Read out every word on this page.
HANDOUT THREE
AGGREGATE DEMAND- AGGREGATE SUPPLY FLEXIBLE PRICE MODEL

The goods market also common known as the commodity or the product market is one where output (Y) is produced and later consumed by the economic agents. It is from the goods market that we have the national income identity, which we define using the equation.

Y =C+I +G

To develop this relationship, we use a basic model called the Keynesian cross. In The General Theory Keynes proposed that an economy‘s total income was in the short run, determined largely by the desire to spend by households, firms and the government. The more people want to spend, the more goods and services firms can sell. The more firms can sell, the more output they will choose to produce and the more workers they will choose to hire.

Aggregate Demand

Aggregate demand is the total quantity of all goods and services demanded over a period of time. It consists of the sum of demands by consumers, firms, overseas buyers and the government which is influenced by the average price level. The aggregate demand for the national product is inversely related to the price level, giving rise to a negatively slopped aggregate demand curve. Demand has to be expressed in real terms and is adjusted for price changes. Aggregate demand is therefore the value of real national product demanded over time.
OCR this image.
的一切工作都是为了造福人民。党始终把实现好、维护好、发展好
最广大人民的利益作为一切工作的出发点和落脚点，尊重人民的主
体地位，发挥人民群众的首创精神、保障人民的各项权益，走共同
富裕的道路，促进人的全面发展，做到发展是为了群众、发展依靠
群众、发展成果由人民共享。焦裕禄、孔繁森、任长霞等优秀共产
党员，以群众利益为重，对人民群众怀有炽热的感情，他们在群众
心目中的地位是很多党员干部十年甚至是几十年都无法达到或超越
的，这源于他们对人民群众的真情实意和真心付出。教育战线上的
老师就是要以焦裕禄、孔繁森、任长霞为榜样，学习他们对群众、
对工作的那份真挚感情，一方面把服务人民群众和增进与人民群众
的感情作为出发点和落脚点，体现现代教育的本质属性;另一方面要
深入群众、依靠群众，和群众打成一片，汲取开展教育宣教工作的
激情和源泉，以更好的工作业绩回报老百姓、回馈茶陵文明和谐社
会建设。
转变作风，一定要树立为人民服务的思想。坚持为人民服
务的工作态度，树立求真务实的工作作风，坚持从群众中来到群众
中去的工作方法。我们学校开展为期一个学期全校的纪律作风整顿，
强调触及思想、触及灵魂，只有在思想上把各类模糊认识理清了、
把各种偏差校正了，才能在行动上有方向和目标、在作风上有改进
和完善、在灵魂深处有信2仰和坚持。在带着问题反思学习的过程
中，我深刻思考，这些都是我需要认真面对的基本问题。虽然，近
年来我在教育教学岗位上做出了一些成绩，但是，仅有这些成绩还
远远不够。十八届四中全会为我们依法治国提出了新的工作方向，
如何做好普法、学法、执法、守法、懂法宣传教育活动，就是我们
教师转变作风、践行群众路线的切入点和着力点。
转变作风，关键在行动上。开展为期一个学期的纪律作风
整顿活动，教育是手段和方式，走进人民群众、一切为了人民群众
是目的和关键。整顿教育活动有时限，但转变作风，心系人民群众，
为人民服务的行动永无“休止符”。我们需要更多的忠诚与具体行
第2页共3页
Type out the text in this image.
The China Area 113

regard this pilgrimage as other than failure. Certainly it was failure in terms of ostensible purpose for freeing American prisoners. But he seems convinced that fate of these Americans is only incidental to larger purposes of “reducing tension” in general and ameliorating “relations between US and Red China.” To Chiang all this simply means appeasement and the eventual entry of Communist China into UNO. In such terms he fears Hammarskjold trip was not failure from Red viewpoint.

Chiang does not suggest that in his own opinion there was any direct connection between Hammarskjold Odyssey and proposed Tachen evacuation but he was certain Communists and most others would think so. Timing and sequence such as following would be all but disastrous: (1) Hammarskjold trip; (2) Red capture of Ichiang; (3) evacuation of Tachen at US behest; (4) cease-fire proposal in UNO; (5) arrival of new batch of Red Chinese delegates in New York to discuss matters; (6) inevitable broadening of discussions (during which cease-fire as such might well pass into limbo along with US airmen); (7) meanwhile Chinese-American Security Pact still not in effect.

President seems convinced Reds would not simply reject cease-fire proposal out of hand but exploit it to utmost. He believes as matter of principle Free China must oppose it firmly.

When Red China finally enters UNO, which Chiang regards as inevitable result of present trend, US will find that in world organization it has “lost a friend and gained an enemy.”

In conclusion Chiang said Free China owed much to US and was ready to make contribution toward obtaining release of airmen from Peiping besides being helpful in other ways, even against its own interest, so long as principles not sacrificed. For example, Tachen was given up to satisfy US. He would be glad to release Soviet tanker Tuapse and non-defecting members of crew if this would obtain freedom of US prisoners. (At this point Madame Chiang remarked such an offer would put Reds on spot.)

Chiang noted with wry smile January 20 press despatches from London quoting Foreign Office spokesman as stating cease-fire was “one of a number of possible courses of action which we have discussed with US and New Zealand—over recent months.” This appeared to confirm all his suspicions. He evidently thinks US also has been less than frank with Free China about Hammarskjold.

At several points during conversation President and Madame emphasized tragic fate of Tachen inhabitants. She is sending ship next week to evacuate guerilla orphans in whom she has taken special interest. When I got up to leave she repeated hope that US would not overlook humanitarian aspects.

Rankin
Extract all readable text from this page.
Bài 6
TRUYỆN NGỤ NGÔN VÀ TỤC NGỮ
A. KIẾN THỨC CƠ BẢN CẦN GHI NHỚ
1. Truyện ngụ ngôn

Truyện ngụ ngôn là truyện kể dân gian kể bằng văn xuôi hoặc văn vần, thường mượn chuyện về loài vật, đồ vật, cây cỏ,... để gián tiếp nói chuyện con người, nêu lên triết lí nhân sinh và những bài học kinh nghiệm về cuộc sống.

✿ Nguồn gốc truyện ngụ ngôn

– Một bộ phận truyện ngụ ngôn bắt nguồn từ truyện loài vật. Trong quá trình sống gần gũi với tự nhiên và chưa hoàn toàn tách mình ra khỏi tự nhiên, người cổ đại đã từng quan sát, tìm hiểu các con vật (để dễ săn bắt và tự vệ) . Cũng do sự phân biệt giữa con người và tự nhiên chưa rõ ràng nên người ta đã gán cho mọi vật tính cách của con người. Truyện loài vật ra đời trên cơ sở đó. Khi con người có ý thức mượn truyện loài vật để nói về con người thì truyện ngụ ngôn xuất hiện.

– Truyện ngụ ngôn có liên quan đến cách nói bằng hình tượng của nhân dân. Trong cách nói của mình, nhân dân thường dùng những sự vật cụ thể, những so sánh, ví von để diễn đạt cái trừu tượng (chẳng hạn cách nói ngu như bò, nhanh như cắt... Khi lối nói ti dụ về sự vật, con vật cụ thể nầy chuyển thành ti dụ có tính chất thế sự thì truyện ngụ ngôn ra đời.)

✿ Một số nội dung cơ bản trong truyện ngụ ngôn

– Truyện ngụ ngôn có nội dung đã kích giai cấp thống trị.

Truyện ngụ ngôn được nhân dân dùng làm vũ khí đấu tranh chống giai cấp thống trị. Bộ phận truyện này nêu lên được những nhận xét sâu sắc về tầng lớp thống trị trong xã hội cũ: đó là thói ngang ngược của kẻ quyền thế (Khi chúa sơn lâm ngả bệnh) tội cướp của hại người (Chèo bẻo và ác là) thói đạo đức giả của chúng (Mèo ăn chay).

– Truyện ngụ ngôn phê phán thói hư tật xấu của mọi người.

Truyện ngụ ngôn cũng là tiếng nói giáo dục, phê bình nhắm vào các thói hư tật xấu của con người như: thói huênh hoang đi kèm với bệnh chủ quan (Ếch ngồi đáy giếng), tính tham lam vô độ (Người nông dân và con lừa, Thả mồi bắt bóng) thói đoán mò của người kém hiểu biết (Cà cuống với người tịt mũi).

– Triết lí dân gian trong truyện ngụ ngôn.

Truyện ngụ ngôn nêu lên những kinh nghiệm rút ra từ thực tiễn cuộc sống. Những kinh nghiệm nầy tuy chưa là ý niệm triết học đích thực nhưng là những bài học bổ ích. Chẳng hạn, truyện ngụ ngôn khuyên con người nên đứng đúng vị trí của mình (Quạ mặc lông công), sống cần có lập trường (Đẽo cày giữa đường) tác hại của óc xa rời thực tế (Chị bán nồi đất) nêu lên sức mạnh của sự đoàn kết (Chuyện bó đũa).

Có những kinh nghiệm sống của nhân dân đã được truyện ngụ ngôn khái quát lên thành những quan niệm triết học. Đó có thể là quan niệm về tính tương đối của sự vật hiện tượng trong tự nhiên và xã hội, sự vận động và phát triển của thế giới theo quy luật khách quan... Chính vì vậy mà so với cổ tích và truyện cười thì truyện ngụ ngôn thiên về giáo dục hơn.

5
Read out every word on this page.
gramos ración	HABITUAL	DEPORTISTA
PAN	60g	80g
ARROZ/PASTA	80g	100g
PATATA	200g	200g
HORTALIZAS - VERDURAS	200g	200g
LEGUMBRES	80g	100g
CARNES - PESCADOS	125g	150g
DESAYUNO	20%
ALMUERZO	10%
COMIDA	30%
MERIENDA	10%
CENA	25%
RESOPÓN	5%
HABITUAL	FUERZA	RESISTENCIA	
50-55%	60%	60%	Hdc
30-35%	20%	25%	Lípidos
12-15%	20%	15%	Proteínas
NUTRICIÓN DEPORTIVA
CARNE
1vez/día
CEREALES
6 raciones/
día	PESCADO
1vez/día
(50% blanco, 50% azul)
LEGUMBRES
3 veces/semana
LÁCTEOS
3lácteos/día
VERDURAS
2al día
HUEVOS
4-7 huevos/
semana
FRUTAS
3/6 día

+---+

▶ [EXERCISE INSTRUCTIONS] From the entries above, select each line containing the string "dung".

▶ [FINAL ANSWER]
✿ Một số nội dung cơ bản trong truyện ngụ ngôn
– Truyện ngụ ngôn có nội dung đã kích giai cấp thống trị.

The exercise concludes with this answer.